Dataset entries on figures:
-=-=-=-=-

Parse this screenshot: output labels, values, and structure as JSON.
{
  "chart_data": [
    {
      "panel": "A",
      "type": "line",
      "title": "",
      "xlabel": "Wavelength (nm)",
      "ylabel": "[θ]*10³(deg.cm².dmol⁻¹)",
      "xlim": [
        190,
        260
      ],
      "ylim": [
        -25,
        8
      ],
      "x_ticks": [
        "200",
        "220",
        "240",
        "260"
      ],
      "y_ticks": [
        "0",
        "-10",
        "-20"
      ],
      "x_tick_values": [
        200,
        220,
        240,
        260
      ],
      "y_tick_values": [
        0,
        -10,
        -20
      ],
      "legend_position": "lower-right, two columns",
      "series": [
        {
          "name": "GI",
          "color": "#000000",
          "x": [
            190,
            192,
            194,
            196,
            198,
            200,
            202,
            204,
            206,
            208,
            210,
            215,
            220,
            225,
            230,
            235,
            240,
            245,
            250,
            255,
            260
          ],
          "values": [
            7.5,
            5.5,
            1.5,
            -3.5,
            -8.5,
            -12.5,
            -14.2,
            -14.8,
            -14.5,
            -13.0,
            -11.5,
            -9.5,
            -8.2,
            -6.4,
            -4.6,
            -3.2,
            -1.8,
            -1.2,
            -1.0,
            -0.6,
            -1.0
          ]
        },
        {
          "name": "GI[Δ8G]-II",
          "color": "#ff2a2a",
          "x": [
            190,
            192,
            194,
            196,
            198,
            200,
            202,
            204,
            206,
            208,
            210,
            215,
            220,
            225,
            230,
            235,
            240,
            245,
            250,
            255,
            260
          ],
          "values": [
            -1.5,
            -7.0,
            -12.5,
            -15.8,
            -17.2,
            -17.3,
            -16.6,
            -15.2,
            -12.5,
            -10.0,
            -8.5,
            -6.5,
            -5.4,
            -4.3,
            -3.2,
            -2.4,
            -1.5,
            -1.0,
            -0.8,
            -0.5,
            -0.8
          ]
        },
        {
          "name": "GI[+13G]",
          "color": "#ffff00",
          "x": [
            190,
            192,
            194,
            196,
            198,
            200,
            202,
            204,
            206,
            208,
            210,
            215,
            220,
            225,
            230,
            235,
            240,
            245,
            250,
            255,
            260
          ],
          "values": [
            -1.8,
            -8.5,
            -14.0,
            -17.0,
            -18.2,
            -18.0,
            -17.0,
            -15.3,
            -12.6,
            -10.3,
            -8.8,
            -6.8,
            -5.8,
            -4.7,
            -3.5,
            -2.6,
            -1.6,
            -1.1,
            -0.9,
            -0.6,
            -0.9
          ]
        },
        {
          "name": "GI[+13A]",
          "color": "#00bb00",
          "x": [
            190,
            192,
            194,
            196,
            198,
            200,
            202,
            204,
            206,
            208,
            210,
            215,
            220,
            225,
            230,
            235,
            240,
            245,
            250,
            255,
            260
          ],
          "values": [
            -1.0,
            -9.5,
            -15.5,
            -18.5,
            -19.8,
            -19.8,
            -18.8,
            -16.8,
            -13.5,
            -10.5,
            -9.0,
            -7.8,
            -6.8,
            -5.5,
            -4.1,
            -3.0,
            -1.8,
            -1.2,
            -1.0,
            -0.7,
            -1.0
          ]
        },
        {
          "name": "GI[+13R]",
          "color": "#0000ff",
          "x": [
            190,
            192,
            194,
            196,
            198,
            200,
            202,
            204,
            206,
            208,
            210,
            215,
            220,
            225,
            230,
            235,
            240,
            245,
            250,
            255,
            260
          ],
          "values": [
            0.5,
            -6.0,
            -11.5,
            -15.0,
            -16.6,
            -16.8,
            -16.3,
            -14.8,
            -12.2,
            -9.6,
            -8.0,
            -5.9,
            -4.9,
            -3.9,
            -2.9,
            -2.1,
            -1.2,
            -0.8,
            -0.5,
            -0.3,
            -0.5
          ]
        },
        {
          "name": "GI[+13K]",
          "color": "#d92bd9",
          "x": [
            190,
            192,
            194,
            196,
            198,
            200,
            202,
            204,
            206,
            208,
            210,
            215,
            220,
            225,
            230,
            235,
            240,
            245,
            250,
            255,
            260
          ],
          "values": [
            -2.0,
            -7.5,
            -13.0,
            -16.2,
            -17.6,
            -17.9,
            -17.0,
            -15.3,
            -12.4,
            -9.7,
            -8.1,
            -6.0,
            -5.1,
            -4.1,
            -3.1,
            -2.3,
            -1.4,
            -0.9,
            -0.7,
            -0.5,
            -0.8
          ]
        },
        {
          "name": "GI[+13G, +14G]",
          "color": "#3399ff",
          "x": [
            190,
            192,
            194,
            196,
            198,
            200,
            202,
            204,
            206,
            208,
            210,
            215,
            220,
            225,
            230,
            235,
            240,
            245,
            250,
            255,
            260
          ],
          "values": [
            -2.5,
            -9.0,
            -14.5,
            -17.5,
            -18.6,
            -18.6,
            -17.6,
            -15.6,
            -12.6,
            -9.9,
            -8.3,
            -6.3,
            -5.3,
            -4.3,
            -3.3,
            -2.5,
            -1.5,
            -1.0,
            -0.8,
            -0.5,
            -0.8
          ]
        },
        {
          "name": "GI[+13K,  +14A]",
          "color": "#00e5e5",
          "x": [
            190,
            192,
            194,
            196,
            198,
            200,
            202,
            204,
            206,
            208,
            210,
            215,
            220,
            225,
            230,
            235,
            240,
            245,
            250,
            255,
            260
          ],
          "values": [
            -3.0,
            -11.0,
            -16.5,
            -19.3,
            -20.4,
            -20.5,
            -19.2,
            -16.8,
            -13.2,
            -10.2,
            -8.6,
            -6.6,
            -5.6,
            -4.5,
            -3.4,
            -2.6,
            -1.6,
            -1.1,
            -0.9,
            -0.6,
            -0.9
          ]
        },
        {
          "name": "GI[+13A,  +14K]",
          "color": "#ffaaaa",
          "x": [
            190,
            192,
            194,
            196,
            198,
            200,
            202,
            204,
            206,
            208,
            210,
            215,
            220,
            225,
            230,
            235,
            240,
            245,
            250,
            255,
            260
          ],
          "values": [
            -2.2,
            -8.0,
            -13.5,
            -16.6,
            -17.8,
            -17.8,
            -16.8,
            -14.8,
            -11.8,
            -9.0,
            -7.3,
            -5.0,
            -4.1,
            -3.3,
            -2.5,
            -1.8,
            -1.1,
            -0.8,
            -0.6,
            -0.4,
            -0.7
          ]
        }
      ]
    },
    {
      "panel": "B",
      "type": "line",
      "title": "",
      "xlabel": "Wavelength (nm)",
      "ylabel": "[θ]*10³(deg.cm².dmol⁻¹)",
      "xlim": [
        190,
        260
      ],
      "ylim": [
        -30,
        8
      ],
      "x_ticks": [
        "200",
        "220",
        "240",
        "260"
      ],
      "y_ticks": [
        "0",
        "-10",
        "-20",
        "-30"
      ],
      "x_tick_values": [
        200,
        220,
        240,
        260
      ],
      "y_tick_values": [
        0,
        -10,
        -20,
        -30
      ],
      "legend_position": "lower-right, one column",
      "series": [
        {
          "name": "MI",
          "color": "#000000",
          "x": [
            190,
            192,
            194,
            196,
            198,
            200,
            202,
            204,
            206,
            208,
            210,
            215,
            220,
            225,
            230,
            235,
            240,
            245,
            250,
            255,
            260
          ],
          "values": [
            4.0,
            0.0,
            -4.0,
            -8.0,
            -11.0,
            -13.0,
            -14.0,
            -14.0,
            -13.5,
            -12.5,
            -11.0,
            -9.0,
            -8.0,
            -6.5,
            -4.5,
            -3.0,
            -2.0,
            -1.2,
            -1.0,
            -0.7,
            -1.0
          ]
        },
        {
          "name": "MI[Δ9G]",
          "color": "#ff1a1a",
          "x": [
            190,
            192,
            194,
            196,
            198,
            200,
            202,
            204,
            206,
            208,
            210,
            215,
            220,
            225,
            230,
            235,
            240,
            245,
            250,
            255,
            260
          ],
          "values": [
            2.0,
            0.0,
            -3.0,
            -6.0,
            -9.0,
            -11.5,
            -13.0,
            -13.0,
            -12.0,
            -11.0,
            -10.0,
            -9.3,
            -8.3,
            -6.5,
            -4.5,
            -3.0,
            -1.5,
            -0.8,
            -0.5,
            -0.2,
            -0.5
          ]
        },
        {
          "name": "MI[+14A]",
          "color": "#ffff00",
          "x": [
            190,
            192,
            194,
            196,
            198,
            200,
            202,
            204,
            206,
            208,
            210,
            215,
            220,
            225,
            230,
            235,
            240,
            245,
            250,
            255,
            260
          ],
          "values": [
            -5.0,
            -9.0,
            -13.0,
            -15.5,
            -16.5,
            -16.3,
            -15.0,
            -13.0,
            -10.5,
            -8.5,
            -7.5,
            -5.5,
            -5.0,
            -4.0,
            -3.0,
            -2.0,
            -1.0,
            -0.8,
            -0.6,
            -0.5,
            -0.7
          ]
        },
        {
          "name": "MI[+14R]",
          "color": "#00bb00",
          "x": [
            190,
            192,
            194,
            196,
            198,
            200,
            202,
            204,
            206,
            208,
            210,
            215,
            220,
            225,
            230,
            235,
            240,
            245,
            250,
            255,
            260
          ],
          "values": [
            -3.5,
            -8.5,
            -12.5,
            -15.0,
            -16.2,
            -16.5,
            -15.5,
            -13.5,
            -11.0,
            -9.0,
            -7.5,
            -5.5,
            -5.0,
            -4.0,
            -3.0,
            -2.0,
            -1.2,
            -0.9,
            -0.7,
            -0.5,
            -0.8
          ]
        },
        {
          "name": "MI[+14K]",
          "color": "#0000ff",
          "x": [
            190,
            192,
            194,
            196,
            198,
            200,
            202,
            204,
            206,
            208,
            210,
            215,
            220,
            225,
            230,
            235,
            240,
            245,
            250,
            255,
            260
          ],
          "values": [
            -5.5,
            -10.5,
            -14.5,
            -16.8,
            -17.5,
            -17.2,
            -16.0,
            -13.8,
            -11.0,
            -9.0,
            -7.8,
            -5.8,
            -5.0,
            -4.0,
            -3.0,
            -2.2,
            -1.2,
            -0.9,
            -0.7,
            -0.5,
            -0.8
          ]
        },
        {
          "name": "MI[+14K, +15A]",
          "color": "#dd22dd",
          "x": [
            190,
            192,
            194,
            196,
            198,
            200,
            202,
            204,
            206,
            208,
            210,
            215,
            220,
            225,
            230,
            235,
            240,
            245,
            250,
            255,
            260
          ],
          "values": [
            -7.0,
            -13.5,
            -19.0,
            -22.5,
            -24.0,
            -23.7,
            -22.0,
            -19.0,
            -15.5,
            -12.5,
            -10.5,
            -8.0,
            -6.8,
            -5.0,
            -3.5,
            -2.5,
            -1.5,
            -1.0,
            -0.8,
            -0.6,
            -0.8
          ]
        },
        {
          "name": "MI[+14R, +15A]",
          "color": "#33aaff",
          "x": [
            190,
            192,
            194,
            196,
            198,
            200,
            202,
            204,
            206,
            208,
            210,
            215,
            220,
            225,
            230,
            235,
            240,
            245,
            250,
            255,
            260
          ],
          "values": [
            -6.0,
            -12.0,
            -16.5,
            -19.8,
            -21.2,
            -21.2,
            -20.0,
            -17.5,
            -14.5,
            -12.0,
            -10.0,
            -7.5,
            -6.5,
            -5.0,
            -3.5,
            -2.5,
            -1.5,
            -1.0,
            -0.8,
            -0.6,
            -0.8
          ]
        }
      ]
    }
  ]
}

-=-=-=-=-

• _WHAT TO WORK ON_: Keep only the lines that hold the string "right", and copy them out.

• _WRITTEN SOLUTION_:
      "legend_position": "lower-right, two columns",
      "legend_position": "lower-right, one column",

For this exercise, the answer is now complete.